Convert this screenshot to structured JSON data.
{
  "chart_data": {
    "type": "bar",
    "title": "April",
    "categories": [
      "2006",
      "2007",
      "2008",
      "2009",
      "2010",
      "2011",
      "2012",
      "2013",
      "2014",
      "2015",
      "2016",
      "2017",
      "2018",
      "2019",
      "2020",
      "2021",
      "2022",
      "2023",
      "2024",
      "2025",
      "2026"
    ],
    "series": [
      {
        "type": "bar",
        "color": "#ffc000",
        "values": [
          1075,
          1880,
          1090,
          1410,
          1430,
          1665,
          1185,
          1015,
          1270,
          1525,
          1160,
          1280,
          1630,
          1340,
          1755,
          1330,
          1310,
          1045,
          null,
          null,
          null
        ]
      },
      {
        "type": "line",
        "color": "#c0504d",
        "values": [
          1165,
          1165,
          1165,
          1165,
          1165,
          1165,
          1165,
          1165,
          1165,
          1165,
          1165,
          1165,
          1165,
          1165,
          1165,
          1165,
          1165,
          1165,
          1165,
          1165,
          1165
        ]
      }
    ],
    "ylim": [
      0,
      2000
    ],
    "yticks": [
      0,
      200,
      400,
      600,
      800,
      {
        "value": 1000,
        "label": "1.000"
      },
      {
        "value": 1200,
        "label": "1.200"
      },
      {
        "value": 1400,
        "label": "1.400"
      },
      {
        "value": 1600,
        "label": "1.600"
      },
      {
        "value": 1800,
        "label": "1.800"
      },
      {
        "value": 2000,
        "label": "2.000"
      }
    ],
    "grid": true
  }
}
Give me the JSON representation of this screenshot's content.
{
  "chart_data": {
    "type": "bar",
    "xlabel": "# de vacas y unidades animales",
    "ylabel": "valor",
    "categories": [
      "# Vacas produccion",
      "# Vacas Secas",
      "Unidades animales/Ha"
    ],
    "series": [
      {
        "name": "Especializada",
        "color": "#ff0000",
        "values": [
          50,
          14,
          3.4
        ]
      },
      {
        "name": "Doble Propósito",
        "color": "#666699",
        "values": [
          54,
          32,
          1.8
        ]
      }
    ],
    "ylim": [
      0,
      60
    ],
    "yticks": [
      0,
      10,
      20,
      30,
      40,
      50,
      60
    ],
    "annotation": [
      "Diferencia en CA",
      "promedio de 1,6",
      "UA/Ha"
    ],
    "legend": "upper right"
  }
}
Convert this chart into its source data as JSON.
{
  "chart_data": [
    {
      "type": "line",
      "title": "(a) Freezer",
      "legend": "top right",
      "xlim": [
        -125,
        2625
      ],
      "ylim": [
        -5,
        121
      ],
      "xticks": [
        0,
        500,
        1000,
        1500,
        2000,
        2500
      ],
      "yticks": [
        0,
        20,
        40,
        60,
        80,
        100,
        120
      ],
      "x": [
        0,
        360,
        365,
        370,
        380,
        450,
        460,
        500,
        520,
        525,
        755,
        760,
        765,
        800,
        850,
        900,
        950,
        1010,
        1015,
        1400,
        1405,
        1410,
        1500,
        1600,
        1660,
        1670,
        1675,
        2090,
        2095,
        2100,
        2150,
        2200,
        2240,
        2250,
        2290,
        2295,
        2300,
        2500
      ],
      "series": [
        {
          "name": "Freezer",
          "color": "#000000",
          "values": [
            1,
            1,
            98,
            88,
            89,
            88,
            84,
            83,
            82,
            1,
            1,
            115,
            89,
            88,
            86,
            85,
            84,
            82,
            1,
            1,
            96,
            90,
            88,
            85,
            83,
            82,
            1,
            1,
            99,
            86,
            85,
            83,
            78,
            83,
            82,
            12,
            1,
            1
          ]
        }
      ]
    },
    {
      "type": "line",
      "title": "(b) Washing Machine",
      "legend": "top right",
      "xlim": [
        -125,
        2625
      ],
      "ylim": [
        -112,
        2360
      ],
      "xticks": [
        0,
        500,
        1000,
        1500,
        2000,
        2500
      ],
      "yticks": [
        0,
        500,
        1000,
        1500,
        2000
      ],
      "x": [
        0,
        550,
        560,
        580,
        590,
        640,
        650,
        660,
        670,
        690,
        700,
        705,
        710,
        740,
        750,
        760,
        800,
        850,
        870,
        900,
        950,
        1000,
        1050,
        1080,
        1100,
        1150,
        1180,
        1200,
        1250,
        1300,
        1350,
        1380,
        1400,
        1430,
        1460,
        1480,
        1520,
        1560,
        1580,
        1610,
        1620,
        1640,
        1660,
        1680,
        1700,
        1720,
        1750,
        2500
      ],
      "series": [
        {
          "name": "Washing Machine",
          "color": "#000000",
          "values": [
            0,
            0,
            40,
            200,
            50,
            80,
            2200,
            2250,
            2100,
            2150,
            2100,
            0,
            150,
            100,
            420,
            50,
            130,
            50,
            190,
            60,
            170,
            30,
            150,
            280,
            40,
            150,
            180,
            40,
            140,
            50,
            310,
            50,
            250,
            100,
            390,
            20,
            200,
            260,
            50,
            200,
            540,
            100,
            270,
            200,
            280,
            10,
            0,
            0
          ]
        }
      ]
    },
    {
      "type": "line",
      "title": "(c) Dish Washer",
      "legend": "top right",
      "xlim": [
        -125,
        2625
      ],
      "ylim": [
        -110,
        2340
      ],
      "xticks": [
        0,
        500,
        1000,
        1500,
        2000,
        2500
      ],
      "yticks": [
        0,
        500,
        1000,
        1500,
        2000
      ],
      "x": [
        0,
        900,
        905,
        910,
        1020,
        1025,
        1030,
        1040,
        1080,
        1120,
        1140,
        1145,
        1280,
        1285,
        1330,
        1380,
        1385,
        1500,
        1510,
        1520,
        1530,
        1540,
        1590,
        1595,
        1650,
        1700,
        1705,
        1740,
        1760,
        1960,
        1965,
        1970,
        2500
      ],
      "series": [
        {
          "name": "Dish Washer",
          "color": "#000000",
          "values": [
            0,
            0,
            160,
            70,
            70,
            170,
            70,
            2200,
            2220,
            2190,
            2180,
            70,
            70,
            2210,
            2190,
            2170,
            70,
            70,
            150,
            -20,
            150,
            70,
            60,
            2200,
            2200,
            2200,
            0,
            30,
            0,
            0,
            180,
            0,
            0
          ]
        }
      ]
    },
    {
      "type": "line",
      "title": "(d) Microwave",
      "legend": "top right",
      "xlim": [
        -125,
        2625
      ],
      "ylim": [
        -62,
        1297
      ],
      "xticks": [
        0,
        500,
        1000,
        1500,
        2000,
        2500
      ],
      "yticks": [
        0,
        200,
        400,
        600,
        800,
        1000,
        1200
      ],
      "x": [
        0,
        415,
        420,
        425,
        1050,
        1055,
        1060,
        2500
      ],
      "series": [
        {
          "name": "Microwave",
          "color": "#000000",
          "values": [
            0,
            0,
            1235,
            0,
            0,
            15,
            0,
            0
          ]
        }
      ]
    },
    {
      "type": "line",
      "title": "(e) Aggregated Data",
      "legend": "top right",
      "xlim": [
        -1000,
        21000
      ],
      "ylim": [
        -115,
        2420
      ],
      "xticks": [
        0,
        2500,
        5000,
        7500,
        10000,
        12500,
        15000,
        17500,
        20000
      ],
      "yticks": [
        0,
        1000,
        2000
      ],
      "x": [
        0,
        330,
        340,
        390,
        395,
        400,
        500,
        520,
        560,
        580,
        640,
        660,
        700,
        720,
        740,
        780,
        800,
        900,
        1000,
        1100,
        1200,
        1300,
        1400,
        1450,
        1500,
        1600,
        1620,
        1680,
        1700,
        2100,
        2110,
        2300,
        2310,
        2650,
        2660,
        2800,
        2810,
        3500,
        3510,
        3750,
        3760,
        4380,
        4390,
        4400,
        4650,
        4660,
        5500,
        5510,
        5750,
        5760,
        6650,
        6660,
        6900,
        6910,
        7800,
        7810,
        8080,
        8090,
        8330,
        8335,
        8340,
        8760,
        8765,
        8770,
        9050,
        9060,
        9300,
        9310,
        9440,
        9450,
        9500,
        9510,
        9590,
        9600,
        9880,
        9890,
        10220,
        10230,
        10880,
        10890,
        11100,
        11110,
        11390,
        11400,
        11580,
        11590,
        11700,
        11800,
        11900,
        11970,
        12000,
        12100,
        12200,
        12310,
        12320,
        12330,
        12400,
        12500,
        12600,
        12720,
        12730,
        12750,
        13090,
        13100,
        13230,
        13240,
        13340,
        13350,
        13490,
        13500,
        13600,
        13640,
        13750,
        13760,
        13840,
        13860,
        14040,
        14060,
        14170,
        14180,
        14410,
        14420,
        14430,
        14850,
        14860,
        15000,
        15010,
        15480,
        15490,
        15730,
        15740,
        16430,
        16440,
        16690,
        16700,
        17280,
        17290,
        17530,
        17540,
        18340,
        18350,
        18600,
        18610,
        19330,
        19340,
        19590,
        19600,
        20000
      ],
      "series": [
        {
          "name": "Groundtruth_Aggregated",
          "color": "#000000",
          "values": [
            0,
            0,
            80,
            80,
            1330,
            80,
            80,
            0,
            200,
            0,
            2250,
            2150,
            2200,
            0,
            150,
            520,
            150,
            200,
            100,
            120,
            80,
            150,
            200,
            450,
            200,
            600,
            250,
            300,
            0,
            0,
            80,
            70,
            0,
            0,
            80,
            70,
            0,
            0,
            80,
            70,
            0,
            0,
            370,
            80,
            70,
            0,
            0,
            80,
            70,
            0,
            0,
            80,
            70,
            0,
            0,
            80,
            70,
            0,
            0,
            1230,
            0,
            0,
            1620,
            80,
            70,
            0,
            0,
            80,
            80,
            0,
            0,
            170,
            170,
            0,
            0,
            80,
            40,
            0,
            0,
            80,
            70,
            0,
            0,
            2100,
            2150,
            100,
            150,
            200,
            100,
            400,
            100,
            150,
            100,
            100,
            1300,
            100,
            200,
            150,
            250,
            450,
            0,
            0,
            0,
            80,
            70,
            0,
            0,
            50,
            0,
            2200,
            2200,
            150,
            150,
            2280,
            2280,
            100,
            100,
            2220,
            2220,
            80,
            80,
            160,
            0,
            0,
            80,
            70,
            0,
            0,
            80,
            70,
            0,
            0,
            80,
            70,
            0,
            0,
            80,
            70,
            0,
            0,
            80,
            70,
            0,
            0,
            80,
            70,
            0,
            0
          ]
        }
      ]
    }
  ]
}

........

_Task details_. Report every line in the data above in which the word "Washing" appears.

_Solution to this exercise_.
      "title": "(b) Washing Machine",
          "name": "Washing Machine",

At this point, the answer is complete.